**AIM OF THE TASK**
Give the number of lines in the records below that include "from". Reply with that number alone.
##############################
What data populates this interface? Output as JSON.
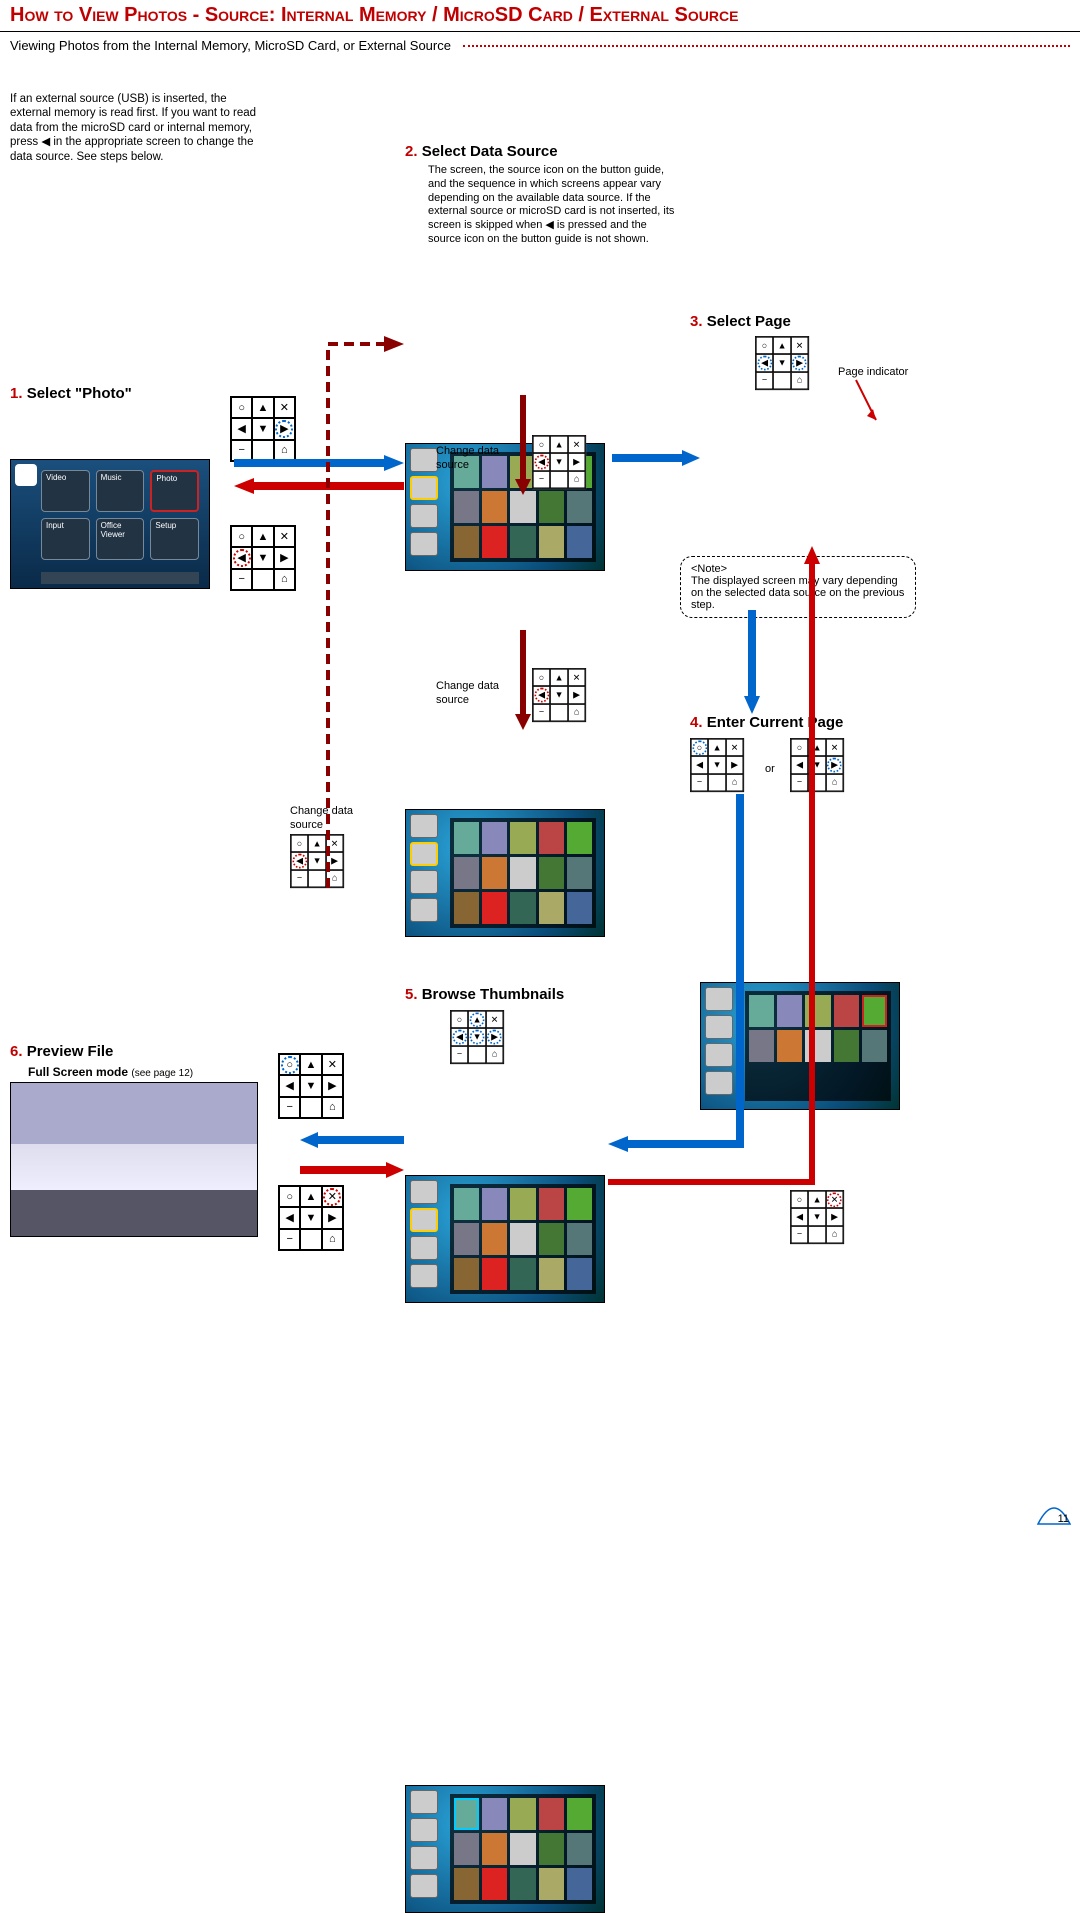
{
  "title": "How to View Photos - Source: Internal Memory / MicroSD Card / External Source",
  "subtitle": "Viewing Photos from the Internal Memory, MicroSD Card, or External Source",
  "intro": "If an external source (USB) is inserted, the external memory is read first. If you want to read data from the microSD card or internal memory, press ◀ in the appropriate screen to change the data source. See steps below.",
  "steps": {
    "s1": {
      "num": "1.",
      "title": "Select \"Photo\""
    },
    "s2": {
      "num": "2.",
      "title": "Select Data Source",
      "body": "The screen, the source icon on the button guide, and the sequence in which screens appear vary depending on the available data source. If the external source or microSD card is not inserted, its screen is skipped when ◀ is pressed and the source icon on the button guide is not shown."
    },
    "s3": {
      "num": "3.",
      "title": "Select Page",
      "page_ind": "Page indicator"
    },
    "s4": {
      "num": "4.",
      "title": "Enter Current Page",
      "or": "or"
    },
    "s5": {
      "num": "5.",
      "title": "Browse Thumbnails"
    },
    "s6": {
      "num": "6.",
      "title": "Preview File",
      "sub": "Full Screen mode",
      "subref": "(see page 12)"
    }
  },
  "change_src": "Change data source",
  "note": {
    "hd": "<Note>",
    "body": "The displayed screen may vary depending on the selected data source on the previous step."
  },
  "remote_glyphs": {
    "circle": "○",
    "up": "▲",
    "x": "✕",
    "left": "◀",
    "down": "▼",
    "right": "▶",
    "minus": "−",
    "home": "⌂"
  },
  "menu_labels": [
    "Video",
    "Music",
    "Photo",
    "Input",
    "Office Viewer",
    "Setup"
  ],
  "page_number": "11"
}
##############################
**SOLUTION FOR THIS TASK**
2